• **PROVIDED ENTRIES**

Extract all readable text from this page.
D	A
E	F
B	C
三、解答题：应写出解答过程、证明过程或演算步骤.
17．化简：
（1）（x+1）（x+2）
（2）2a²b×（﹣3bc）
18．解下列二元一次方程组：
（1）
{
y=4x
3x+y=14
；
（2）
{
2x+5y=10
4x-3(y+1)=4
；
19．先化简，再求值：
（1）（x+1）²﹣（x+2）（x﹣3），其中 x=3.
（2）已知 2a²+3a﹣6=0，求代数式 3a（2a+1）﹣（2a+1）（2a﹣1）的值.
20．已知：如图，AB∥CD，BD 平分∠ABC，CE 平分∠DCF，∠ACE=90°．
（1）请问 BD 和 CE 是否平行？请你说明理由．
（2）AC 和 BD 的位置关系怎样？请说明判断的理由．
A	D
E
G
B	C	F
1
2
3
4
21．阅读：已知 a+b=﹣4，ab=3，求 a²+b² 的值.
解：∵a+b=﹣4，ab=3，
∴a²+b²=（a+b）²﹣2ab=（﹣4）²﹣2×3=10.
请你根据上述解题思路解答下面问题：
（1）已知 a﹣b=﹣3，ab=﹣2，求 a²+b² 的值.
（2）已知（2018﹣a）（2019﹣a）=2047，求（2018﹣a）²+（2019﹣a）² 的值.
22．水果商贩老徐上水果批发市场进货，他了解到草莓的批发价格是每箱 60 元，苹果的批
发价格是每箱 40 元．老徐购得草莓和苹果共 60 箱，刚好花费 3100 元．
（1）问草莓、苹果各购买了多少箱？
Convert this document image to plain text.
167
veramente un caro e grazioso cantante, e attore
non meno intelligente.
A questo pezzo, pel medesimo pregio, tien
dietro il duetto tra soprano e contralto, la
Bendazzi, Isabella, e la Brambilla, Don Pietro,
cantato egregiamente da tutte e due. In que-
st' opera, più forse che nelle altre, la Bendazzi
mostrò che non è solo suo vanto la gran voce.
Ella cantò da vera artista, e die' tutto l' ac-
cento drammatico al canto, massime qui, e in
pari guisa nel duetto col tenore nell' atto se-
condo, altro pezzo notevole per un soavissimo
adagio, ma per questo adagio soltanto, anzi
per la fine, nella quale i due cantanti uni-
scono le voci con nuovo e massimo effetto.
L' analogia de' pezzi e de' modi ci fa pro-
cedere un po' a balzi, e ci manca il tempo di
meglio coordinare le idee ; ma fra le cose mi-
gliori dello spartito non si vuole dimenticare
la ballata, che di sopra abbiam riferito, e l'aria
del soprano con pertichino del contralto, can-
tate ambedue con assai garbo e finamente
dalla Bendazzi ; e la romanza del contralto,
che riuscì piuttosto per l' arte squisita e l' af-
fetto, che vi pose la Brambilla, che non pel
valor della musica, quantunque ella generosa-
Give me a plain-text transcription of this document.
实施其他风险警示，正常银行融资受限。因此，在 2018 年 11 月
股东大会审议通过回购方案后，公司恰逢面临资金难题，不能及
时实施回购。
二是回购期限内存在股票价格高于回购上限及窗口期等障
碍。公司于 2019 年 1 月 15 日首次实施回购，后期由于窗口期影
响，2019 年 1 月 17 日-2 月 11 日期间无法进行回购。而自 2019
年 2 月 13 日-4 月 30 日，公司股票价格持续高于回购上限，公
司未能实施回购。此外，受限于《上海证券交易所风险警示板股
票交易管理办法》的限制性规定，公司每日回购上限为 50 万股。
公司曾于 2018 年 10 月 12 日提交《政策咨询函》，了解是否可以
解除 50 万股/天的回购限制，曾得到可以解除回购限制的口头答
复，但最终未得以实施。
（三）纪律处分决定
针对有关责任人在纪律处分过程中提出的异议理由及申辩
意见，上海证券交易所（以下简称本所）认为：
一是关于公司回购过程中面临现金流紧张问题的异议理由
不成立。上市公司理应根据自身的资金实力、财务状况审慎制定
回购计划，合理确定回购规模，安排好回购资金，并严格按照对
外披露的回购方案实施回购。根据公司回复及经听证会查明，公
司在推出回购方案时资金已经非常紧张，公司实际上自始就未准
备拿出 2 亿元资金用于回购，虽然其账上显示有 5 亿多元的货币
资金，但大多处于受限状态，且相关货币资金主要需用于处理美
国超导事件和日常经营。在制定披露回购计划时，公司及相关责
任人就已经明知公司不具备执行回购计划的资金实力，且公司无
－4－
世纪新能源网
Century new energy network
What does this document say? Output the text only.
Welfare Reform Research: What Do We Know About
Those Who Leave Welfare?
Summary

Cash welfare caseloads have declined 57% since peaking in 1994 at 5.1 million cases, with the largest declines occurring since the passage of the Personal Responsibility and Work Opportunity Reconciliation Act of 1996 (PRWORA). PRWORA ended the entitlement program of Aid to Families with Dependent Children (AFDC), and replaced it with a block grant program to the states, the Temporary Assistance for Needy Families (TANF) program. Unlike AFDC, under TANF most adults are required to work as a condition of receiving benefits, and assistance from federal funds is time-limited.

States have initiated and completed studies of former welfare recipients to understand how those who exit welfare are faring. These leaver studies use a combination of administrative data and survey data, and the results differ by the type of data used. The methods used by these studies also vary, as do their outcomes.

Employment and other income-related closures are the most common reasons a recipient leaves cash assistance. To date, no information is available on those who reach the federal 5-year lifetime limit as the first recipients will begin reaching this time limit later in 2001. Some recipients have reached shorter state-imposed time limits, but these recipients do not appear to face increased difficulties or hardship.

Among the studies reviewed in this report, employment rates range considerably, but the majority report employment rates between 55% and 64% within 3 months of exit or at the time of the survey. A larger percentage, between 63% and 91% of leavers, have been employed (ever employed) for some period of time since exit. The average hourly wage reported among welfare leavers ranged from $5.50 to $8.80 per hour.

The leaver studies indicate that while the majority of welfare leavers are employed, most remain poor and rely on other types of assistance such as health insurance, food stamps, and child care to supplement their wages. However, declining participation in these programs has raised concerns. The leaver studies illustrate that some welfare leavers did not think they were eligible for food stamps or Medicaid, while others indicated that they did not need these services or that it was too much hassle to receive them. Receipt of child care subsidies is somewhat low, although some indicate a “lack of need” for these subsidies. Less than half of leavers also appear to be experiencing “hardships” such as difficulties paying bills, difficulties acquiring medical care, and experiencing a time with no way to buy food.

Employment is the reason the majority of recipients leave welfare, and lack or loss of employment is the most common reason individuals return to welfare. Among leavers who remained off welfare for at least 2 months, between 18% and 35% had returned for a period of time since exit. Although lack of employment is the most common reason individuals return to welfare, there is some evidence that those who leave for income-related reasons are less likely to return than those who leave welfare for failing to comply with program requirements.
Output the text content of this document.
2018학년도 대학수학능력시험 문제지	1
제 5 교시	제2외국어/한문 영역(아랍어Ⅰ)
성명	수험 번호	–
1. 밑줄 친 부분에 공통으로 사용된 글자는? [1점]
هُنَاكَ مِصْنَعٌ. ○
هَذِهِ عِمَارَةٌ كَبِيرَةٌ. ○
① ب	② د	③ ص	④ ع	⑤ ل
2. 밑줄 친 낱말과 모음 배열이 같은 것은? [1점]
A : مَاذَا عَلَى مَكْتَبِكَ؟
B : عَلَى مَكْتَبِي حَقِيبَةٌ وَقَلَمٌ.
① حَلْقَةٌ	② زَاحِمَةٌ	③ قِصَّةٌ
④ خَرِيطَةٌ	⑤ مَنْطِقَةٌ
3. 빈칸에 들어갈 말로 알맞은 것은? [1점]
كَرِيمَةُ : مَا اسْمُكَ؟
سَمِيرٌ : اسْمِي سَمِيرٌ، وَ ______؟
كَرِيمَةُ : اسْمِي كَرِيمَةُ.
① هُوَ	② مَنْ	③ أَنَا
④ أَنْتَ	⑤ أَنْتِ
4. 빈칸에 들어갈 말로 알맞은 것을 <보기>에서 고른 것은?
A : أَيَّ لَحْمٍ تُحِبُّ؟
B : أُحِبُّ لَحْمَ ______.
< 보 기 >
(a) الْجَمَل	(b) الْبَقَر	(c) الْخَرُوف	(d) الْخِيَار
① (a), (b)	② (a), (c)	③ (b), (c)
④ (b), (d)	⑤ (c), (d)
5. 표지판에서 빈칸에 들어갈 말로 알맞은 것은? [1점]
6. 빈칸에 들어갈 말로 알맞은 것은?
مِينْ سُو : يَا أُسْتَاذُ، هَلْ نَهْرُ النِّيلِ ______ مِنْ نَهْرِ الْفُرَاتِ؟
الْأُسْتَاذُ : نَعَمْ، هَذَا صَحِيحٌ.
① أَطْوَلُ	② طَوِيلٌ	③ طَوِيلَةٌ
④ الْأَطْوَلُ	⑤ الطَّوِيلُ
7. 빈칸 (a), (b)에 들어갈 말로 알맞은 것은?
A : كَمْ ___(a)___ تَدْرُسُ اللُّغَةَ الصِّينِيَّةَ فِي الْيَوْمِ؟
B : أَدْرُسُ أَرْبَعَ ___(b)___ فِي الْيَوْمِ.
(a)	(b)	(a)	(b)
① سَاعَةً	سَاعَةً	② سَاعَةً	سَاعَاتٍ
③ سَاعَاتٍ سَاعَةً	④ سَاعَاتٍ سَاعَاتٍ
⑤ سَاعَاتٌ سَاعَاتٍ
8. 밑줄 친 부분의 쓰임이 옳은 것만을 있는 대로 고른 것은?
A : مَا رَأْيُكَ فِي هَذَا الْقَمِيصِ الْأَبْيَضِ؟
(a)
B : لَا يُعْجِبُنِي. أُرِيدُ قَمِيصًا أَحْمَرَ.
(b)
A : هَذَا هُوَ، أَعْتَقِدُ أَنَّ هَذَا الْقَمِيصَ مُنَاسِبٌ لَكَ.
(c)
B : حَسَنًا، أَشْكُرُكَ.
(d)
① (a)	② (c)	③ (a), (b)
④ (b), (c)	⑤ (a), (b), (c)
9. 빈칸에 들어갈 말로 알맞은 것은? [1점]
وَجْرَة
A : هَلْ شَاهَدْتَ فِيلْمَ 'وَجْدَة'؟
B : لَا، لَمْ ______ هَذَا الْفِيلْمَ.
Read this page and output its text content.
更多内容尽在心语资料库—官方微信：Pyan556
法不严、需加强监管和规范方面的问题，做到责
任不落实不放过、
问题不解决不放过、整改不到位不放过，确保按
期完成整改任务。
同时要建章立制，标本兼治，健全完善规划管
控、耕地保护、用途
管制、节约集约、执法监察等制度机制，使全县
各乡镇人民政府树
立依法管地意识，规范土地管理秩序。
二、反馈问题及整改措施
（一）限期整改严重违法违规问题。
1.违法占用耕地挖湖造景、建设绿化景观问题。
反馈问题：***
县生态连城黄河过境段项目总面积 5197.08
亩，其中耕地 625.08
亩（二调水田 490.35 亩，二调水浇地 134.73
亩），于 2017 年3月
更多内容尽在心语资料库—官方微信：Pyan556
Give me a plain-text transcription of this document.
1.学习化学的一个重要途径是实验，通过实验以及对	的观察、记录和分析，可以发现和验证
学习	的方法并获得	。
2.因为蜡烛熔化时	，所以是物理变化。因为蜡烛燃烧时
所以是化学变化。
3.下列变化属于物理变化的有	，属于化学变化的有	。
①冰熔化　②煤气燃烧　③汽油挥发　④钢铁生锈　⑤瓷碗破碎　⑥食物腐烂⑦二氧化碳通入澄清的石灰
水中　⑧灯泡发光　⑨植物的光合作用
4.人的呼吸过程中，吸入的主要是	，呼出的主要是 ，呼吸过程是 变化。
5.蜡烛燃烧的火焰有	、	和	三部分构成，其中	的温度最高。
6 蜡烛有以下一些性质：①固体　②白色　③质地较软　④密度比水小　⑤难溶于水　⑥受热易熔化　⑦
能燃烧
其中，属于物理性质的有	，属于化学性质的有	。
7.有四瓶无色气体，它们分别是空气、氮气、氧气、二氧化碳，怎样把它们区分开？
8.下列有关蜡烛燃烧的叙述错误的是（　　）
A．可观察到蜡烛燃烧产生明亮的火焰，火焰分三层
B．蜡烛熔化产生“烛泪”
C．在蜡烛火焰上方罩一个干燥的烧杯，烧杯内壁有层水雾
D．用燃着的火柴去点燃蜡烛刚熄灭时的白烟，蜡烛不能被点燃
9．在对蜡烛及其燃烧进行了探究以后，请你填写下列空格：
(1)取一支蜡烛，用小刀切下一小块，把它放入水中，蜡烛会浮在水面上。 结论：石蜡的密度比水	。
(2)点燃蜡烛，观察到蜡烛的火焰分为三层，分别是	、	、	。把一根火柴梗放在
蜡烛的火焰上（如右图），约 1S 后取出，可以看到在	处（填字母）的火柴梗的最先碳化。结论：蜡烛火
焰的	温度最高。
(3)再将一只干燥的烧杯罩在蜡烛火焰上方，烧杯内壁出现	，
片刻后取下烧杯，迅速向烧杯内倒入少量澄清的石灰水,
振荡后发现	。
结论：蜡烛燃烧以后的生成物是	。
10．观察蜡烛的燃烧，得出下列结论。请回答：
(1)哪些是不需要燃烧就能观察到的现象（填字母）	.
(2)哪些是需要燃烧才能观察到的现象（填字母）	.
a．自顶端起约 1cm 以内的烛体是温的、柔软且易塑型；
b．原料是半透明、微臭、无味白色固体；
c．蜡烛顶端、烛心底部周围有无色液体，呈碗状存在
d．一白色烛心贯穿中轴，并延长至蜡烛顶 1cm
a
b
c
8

• **TASK DETAILS**
Read the entries and show each line that mentions "appear".

• **ANSWER BELOW**
Employment and other income-related closures are the most common reasons a recipient leaves cash assistance. To date, no information is available on those who reach the federal 5-year lifetime limit as the first recipients will begin reaching this time limit later in 2001. Some recipients have reached shorter state-imposed time limits, but these recipients do not appear to face increased difficulties or hardship.
The leaver studies indicate that while the majority of welfare leavers are employed, most remain poor and rely on other types of assistance such as health insurance, food stamps, and child care to supplement their wages. However, declining participation in these programs has raised concerns. The leaver studies illustrate that some welfare leavers did not think they were eligible for food stamps or Medicaid, while others indicated that they did not need these services or that it was too much hassle to receive them. Receipt of child care subsidies is somewhat low, although some indicate a “lack of need” for these subsidies. Less than half of leavers also appear to be experiencing “hardships” such as difficulties paying bills, difficulties acquiring medical care, and experiencing a time with no way to buy food.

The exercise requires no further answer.